■ SET EXERCISE ■
Output all the data exactly. Pictures do not belong in the copy.

»»

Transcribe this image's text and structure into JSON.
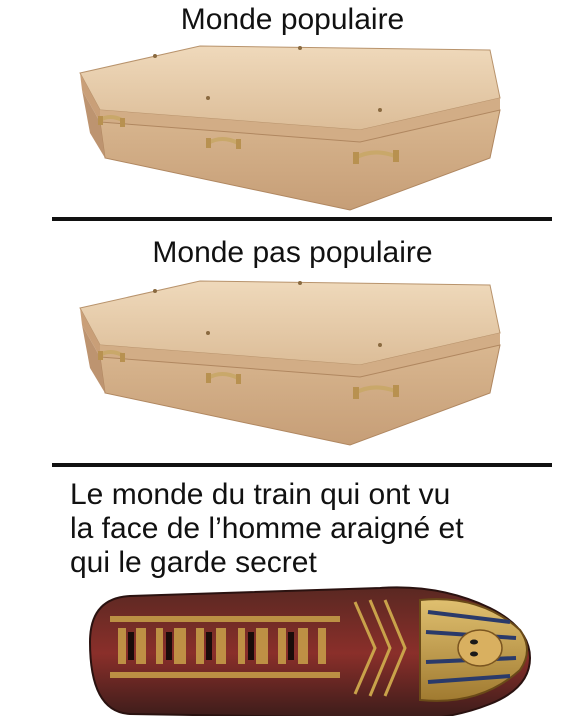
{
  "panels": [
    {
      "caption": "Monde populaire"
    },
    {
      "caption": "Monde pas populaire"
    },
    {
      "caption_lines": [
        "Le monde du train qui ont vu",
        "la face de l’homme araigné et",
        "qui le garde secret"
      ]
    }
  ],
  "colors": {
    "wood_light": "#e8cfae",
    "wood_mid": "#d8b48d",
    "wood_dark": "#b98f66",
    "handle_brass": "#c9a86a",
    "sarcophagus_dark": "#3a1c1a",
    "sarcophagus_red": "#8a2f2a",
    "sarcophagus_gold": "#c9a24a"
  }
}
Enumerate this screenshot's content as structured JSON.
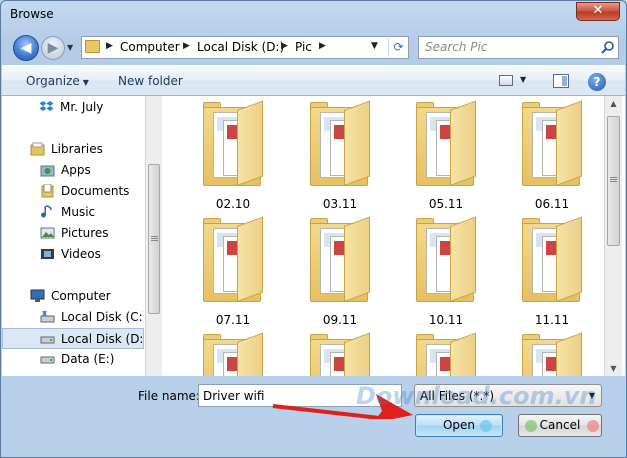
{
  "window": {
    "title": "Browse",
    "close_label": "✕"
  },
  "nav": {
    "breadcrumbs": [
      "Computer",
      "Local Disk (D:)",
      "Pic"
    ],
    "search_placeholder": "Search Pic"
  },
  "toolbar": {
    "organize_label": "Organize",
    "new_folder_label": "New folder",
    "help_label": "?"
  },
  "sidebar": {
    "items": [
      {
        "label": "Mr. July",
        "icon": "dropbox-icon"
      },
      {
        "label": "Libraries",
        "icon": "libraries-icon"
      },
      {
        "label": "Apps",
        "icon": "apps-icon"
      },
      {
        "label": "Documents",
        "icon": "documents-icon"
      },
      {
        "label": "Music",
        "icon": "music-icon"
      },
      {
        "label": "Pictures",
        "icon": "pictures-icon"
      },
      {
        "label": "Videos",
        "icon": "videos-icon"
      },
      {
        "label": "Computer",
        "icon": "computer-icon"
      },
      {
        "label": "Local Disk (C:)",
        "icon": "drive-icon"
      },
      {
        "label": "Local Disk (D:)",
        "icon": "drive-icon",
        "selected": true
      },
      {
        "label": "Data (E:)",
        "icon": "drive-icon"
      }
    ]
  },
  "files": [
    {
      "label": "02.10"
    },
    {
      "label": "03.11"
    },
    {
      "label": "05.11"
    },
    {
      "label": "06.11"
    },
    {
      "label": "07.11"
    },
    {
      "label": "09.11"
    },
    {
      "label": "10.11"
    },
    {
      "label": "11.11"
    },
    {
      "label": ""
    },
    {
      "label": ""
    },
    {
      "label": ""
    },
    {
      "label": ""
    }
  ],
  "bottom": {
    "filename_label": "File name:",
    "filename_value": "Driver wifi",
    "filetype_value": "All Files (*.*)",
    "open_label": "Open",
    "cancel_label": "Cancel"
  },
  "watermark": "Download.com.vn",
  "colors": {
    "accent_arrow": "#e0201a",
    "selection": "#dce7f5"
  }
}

««

■ PROBLEM SOLUTION ■
Transcribe this image's text and structure into JSON.
{
  "panels": [
    {
      "caption": "Monde populaire"
    },
    {
      "caption": "Monde pas populaire"
    },
    {
      "caption_lines": [
        "Le monde du train qui ont vu",
        "la face de l’homme araigné et",
        "qui le garde secret"
      ]
    }
  ],
  "colors": {
    "wood_light": "#e8cfae",
    "wood_mid": "#d8b48d",
    "wood_dark": "#b98f66",
    "handle_brass": "#c9a86a",
    "sarcophagus_dark": "#3a1c1a",
    "sarcophagus_red": "#8a2f2a",
    "sarcophagus_gold": "#c9a24a"
  }
}
Enumerate this screenshot's content as structured JSON.
{
  "window": {
    "title": "Browse",
    "close_label": "✕"
  },
  "nav": {
    "breadcrumbs": [
      "Computer",
      "Local Disk (D:)",
      "Pic"
    ],
    "search_placeholder": "Search Pic"
  },
  "toolbar": {
    "organize_label": "Organize",
    "new_folder_label": "New folder",
    "help_label": "?"
  },
  "sidebar": {
    "items": [
      {
        "label": "Mr. July",
        "icon": "dropbox-icon"
      },
      {
        "label": "Libraries",
        "icon": "libraries-icon"
      },
      {
        "label": "Apps",
        "icon": "apps-icon"
      },
      {
        "label": "Documents",
        "icon": "documents-icon"
      },
      {
        "label": "Music",
        "icon": "music-icon"
      },
      {
        "label": "Pictures",
        "icon": "pictures-icon"
      },
      {
        "label": "Videos",
        "icon": "videos-icon"
      },
      {
        "label": "Computer",
        "icon": "computer-icon"
      },
      {
        "label": "Local Disk (C:)",
        "icon": "drive-icon"
      },
      {
        "label": "Local Disk (D:)",
        "icon": "drive-icon",
        "selected": true
      },
      {
        "label": "Data (E:)",
        "icon": "drive-icon"
      }
    ]
  },
  "files": [
    {
      "label": "02.10"
    },
    {
      "label": "03.11"
    },
    {
      "label": "05.11"
    },
    {
      "label": "06.11"
    },
    {
      "label": "07.11"
    },
    {
      "label": "09.11"
    },
    {
      "label": "10.11"
    },
    {
      "label": "11.11"
    },
    {
      "label": ""
    },
    {
      "label": ""
    },
    {
      "label": ""
    },
    {
      "label": ""
    }
  ],
  "bottom": {
    "filename_label": "File name:",
    "filename_value": "Driver wifi",
    "filetype_value": "All Files (*.*)",
    "open_label": "Open",
    "cancel_label": "Cancel"
  },
  "watermark": "Download.com.vn",
  "colors": {
    "accent_arrow": "#e0201a",
    "selection": "#dce7f5"
  }
}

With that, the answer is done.